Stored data
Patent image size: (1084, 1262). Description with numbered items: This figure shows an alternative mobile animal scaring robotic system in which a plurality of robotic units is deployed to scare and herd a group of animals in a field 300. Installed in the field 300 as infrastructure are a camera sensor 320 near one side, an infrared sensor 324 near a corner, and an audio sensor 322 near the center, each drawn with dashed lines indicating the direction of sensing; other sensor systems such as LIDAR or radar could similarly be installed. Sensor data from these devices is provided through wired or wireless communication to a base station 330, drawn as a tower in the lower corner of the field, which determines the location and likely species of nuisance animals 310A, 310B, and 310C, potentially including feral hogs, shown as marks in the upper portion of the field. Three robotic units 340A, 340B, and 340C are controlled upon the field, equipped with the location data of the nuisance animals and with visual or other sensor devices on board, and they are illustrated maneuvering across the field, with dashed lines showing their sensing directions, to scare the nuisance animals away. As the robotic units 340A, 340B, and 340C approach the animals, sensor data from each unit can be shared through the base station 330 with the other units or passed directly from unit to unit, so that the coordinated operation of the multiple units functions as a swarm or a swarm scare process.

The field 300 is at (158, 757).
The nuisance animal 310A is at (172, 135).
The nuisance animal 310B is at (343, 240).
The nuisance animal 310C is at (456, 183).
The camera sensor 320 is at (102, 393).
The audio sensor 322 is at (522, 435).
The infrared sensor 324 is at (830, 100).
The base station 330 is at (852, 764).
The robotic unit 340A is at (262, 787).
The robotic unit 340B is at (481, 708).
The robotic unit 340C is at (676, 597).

What to produce — Could you lay out the lines above as a numbered list, leaving out the blank line?

Written solution —
1. Patent image size: (1084, 1262). Description with numbered items: This figure shows an alternative mobile animal scaring robotic system in which a plurality of robotic units is deployed to scare and herd a group of animals in a field 300. Installed in the field 300 as infrastructure are a camera sensor 320 near one side, an infrared sensor 324 near a corner, and an audio sensor 322 near the center, each drawn with dashed lines indicating the direction of sensing; other sensor systems such as LIDAR or radar could similarly be installed. Sensor data from these devices is provided through wired or wireless communication to a base station 330, drawn as a tower in the lower corner of the field, which determines the location and likely species of nuisance animals 310A, 310B, and 310C, potentially including feral hogs, shown as marks in the upper portion of the field. Three robotic units 340A, 340B, and 340C are controlled upon the field, equipped with the location data of the nuisance animals and with visual or other sensor devices on board, and they are illustrated maneuvering across the field, with dashed lines showing their sensing directions, to scare the nuisance animals away. As the robotic units 340A, 340B, and 340C approach the animals, sensor data from each unit can be shared through the base station 330 with the other units or passed directly from unit to unit, so that the coordinated operation of the multiple units functions as a swarm or a swarm scare process.
2. The field 300 is at (158, 757).
3. The nuisance animal 310A is at (172, 135).
4. The nuisance animal 310B is at (343, 240).
5. The nuisance animal 310C is at (456, 183).
6. The camera sensor 320 is at (102, 393).
7. The audio sensor 322 is at (522, 435).
8. The infrared sensor 324 is at (830, 100).
9. The base station 330 is at (852, 764).
10. The robotic unit 340A is at (262, 787).
11. The robotic unit 340B is at (481, 708).
12. The robotic unit 340C is at (676, 597).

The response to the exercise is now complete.